───── Data entries

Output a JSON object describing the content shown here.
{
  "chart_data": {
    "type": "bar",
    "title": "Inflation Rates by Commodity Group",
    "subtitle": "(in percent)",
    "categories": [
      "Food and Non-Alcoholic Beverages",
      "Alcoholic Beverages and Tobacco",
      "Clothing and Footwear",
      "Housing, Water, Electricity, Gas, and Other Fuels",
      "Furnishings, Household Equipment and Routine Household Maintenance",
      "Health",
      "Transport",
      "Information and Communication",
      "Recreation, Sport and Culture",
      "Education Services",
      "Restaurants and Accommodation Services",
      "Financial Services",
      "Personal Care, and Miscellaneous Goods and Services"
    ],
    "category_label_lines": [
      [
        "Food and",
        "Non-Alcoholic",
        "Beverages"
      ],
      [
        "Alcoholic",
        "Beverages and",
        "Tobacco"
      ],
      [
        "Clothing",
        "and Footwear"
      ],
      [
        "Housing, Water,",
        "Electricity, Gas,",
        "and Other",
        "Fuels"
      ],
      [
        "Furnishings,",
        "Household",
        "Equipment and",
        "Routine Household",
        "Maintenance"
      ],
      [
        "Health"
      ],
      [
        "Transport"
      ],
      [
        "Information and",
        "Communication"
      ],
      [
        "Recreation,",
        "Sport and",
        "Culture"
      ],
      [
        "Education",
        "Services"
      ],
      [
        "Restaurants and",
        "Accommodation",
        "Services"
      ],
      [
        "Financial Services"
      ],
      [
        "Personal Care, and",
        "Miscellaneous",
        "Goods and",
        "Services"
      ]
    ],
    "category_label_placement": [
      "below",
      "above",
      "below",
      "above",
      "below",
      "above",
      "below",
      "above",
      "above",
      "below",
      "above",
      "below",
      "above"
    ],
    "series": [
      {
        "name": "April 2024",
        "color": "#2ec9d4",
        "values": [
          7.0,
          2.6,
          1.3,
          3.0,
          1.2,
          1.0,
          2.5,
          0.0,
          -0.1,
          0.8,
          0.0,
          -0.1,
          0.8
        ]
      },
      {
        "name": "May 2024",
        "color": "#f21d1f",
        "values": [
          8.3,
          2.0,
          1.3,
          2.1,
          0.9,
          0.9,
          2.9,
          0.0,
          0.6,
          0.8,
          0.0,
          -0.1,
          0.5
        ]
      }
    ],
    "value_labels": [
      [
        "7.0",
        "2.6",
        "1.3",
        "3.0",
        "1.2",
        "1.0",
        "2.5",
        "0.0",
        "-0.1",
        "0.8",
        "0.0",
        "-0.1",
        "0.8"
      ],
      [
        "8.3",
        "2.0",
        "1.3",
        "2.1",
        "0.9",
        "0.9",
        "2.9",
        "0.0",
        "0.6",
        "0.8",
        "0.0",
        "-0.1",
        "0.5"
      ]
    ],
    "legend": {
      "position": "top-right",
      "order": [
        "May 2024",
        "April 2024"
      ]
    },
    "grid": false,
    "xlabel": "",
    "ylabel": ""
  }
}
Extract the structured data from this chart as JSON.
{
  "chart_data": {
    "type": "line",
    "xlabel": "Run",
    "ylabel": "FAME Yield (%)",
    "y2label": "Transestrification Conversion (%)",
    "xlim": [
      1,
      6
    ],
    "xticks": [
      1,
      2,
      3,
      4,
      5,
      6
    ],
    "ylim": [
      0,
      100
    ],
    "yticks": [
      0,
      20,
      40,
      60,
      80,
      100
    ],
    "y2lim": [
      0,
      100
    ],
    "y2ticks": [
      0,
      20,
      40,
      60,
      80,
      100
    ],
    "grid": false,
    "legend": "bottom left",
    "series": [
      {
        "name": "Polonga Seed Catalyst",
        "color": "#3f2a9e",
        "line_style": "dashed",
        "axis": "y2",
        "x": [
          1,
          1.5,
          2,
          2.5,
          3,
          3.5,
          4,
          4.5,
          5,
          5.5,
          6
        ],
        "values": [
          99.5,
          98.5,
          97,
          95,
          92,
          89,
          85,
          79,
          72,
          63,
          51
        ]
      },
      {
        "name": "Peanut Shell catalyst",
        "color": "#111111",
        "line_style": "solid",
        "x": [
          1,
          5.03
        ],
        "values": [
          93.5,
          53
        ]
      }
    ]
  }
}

──────────

Take the lines above and print them exactly.

Output a JSON object describing the content shown here.
{
  "chart_data": {
    "type": "bar",
    "title": "Inflation Rates by Commodity Group",
    "subtitle": "(in percent)",
    "categories": [
      "Food and Non-Alcoholic Beverages",
      "Alcoholic Beverages and Tobacco",
      "Clothing and Footwear",
      "Housing, Water, Electricity, Gas, and Other Fuels",
      "Furnishings, Household Equipment and Routine Household Maintenance",
      "Health",
      "Transport",
      "Information and Communication",
      "Recreation, Sport and Culture",
      "Education Services",
      "Restaurants and Accommodation Services",
      "Financial Services",
      "Personal Care, and Miscellaneous Goods and Services"
    ],
    "category_label_lines": [
      [
        "Food and",
        "Non-Alcoholic",
        "Beverages"
      ],
      [
        "Alcoholic",
        "Beverages and",
        "Tobacco"
      ],
      [
        "Clothing",
        "and Footwear"
      ],
      [
        "Housing, Water,",
        "Electricity, Gas,",
        "and Other",
        "Fuels"
      ],
      [
        "Furnishings,",
        "Household",
        "Equipment and",
        "Routine Household",
        "Maintenance"
      ],
      [
        "Health"
      ],
      [
        "Transport"
      ],
      [
        "Information and",
        "Communication"
      ],
      [
        "Recreation,",
        "Sport and",
        "Culture"
      ],
      [
        "Education",
        "Services"
      ],
      [
        "Restaurants and",
        "Accommodation",
        "Services"
      ],
      [
        "Financial Services"
      ],
      [
        "Personal Care, and",
        "Miscellaneous",
        "Goods and",
        "Services"
      ]
    ],
    "category_label_placement": [
      "below",
      "above",
      "below",
      "above",
      "below",
      "above",
      "below",
      "above",
      "above",
      "below",
      "above",
      "below",
      "above"
    ],
    "series": [
      {
        "name": "April 2024",
        "color": "#2ec9d4",
        "values": [
          7.0,
          2.6,
          1.3,
          3.0,
          1.2,
          1.0,
          2.5,
          0.0,
          -0.1,
          0.8,
          0.0,
          -0.1,
          0.8
        ]
      },
      {
        "name": "May 2024",
        "color": "#f21d1f",
        "values": [
          8.3,
          2.0,
          1.3,
          2.1,
          0.9,
          0.9,
          2.9,
          0.0,
          0.6,
          0.8,
          0.0,
          -0.1,
          0.5
        ]
      }
    ],
    "value_labels": [
      [
        "7.0",
        "2.6",
        "1.3",
        "3.0",
        "1.2",
        "1.0",
        "2.5",
        "0.0",
        "-0.1",
        "0.8",
        "0.0",
        "-0.1",
        "0.8"
      ],
      [
        "8.3",
        "2.0",
        "1.3",
        "2.1",
        "0.9",
        "0.9",
        "2.9",
        "0.0",
        "0.6",
        "0.8",
        "0.0",
        "-0.1",
        "0.5"
      ]
    ],
    "legend": {
      "position": "top-right",
      "order": [
        "May 2024",
        "April 2024"
      ]
    },
    "grid": false,
    "xlabel": "",
    "ylabel": ""
  }
}
Extract the structured data from this chart as JSON.
{
  "chart_data": {
    "type": "line",
    "xlabel": "Run",
    "ylabel": "FAME Yield (%)",
    "y2label": "Transestrification Conversion (%)",
    "xlim": [
      1,
      6
    ],
    "xticks": [
      1,
      2,
      3,
      4,
      5,
      6
    ],
    "ylim": [
      0,
      100
    ],
    "yticks": [
      0,
      20,
      40,
      60,
      80,
      100
    ],
    "y2lim": [
      0,
      100
    ],
    "y2ticks": [
      0,
      20,
      40,
      60,
      80,
      100
    ],
    "grid": false,
    "legend": "bottom left",
    "series": [
      {
        "name": "Polonga Seed Catalyst",
        "color": "#3f2a9e",
        "line_style": "dashed",
        "axis": "y2",
        "x": [
          1,
          1.5,
          2,
          2.5,
          3,
          3.5,
          4,
          4.5,
          5,
          5.5,
          6
        ],
        "values": [
          99.5,
          98.5,
          97,
          95,
          92,
          89,
          85,
          79,
          72,
          63,
          51
        ]
      },
      {
        "name": "Peanut Shell catalyst",
        "color": "#111111",
        "line_style": "solid",
        "x": [
          1,
          5.03
        ],
        "values": [
          93.5,
          53
        ]
      }
    ]
  }
}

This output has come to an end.